_Exercise details_
Find and return each line containing "Dico".

....

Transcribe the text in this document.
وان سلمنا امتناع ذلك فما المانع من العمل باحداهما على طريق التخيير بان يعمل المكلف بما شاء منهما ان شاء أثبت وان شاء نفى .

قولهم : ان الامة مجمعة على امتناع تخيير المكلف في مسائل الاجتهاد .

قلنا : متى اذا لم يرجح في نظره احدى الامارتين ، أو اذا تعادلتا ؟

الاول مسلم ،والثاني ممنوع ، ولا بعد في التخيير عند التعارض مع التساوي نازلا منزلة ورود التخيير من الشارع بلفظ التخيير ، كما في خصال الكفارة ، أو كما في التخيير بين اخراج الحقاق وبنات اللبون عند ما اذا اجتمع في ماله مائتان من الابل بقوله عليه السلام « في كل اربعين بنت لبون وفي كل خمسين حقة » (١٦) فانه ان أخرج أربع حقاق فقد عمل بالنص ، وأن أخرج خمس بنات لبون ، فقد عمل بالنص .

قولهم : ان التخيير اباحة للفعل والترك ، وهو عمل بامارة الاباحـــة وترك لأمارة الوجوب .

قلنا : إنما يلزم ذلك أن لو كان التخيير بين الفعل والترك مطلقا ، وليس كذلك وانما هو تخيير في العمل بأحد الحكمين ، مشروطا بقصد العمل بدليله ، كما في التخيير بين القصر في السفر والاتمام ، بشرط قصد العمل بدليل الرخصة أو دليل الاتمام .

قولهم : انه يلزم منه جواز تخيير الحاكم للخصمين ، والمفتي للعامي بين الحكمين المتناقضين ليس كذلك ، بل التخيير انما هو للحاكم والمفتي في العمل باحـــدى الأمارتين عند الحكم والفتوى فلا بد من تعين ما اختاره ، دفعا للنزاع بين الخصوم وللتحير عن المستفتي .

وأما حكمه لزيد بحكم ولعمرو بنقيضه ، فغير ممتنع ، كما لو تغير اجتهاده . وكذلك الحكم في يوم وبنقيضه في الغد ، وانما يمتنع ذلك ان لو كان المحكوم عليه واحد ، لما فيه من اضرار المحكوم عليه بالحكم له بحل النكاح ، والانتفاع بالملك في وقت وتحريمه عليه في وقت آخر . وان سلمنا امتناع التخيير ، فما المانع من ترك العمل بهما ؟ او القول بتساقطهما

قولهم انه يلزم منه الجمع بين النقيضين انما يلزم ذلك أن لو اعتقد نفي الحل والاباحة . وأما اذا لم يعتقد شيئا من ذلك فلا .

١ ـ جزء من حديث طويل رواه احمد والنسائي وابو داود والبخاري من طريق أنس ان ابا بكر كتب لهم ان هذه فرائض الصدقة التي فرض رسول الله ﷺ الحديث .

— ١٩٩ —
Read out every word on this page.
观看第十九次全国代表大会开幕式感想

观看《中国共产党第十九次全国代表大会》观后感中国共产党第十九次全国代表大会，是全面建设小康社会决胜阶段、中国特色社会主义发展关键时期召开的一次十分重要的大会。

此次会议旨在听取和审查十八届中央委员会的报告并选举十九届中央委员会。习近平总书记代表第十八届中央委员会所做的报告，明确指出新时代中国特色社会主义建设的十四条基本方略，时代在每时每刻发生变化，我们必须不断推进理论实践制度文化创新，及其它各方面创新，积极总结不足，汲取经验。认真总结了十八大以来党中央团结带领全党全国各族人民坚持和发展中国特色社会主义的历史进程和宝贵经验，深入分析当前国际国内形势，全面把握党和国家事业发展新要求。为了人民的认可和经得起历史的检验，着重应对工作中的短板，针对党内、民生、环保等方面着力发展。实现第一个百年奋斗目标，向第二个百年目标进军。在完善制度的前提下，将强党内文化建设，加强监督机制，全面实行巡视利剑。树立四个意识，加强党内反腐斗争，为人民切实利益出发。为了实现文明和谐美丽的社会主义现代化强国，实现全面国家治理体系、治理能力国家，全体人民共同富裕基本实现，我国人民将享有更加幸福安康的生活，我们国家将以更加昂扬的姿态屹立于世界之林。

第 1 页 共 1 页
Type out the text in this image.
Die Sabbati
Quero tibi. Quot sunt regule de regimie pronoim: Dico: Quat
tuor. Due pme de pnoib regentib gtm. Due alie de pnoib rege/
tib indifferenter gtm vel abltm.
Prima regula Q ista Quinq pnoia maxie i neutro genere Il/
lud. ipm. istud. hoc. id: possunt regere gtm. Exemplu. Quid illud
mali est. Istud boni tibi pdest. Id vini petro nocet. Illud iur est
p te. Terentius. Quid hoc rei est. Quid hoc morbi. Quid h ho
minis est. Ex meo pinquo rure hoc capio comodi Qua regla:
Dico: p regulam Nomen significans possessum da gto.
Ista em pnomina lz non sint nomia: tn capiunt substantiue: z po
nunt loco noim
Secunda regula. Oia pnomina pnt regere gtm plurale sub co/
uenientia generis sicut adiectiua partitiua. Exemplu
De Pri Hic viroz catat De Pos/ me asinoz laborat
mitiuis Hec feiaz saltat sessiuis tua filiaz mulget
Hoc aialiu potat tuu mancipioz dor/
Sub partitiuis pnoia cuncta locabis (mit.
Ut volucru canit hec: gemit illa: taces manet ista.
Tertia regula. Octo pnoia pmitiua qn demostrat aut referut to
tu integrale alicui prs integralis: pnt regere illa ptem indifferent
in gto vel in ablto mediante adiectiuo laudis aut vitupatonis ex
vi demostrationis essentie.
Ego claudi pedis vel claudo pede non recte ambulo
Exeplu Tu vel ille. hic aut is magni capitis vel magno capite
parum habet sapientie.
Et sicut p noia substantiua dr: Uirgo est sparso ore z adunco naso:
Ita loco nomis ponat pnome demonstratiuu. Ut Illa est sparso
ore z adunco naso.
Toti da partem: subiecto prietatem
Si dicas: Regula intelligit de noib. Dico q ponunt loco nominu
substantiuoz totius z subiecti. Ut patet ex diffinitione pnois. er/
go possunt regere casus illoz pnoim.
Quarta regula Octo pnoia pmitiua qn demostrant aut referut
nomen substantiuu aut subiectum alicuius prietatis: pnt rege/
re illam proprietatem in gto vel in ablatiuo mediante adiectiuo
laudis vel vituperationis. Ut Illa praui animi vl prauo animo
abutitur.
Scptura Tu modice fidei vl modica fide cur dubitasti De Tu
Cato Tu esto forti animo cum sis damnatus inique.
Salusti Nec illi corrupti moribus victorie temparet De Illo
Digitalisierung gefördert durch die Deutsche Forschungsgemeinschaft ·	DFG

....

_Exercise output_
Quero tibi. Quot sunt regule de regimie pronoim: Dico: Quat
Dico: p regulam Nomen significans possessum da gto.
Si dicas: Regula intelligit de noib. Dico q ponunt loco nominu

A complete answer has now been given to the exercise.